* _WHAT THIS TASK INVOLVES_
Resume the blog post on human rights commissions, a law firm's lawsuit, and a youth baseball practice, writing on from its final line.

:: TEXT PROVIDED ::

To sum up, I hate the HRC because they are animated by the belief that the individual will not protect the weak. I disagree. That is not how I was raised. It is un-American. I bet it is also un-Canadian. But, who can say, maybe the welfare state and the multi-culti types have successfully whittled away at the concept of individual responsibility so well and replaced it with an over-reliance on the State as the beginning and the end of everything that the HRC's and the beliefs they represent will never go away.
I just hope it won't happen here.
An article in the NY Law Journal (a must read for everyone, I know) caught my eye a moment ago. A lawfirm filed a preemptive lawsuit against a former employee, a secretary, who has threatened to bring a $9 million sexual harassment suit. The lawfirm/plaintiff denies that she was raped but admits that she gave a partner a "consensual lap dance" in the privacy of his office.
Consensual lap dance. In his office. The lucky recipient has been practicing for 32 years and is a former assistant district attorney. Old enough to know better, you see.
When you hire a lawyer, you want someone with good judgment. Not someone getting free lap dances from the staff.
You cannot make this stuff up.
Baseball was huge fun. We had 8 kids show up. 7 of them bat lefty. What are the odds of that happening?
At the conclusion of practice, which I tried my best to make as fun as possible, I formed a prediction of what our first game will be like. Here's what I see happening. We have a runner on 1st and 3rd. Our batter makes contact. Every single player on the other team, including the first baseman, goes for the ball. Our batter makes it easily to first. Our runner on 1st runs across the diamond to go straight to third. Our runner on 3rd runs back to 2nd where he finds a flower he wants to pick to give to his mother later. Bases will be loaded and the coaches will be hiding behind the backstop so no one can see us laughing.
Thanks for the comments yesterday, y'all, I had no idea anyone still knew this poor neglected blog was still here.
Nope, not gone.

:::
:: DATA SECTION ::

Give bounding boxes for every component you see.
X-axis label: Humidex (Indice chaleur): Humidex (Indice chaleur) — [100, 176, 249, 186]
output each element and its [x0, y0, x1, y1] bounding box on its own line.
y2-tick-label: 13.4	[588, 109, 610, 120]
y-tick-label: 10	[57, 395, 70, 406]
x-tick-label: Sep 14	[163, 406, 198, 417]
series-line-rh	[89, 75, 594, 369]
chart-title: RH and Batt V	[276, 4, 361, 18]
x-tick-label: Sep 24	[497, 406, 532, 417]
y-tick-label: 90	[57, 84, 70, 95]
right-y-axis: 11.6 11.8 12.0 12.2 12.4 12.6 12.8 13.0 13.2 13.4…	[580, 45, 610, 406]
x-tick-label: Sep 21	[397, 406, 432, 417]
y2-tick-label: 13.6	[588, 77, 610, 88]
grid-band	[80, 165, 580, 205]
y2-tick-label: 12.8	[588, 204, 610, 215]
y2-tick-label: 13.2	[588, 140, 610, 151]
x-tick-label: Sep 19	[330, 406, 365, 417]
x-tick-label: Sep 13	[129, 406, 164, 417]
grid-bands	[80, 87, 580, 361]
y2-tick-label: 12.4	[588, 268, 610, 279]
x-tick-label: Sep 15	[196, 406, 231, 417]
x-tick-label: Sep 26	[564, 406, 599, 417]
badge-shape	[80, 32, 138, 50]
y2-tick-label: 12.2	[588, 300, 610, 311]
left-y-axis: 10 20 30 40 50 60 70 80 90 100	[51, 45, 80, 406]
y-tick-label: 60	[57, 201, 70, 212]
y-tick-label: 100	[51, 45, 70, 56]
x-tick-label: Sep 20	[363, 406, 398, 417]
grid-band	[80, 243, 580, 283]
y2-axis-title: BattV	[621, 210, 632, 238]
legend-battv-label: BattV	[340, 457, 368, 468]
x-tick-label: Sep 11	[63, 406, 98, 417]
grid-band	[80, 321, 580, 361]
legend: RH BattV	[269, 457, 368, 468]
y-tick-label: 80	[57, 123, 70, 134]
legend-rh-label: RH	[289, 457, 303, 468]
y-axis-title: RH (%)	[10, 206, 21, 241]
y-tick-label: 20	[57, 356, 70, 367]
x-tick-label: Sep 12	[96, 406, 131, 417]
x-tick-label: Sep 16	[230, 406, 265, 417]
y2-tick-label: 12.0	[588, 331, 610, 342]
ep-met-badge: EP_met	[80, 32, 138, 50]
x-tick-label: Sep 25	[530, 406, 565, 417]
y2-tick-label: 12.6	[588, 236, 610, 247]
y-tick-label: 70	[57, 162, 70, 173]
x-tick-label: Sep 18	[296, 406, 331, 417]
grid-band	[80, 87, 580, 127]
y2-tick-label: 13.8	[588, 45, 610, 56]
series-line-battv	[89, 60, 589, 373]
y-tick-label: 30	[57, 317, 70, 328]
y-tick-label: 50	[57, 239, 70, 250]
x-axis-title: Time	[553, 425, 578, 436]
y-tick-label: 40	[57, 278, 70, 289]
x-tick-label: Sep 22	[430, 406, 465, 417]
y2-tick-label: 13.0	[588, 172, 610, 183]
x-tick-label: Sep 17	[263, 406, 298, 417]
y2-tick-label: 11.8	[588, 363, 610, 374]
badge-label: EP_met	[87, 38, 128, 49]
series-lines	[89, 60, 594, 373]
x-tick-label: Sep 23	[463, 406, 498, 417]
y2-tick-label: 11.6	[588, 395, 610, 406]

:::

* _OUTPUT_
Just so totally whip sawed between work and home and outside obligations that I have barely had time to think, let alone write.
So, if anyone is still reading this, I will try to write some more soon. Truth is, I miss it. Finally.
Off early today from work. I am going to coach the first practice for my five year old son's little league team. I am, probably, more excited than he is.
And I could use that kind of fun. I watched, yesterday, as they performed a funeral mass for my partner's young cousin. He was 20 and the cancer he had been fighting finally did him in. I know his mother and father, too, and have for years. The grandmother, too, come to think of it. As I watched the boy's mother walk into the church, behind the casket, all I could think was that grief had destroyed her face in a way I had never seen before. Usually, if there really is such a thing, grief eats away at the flesh and the fat and leaves the bones etched in sharp relief on the face. Here, her face, as she followed the body of her only child into the church, was collapsed as if grief had rendered the bones of her face brittle and they had shattered under the weight of her sadness. It was heart rending.
So, today, I go out into the sunlight with nine little boys and I teach them how to run, to hit, to throw, and to cheer for their team mates. It is a beautiful day and a blue sky and I am happy to be alive.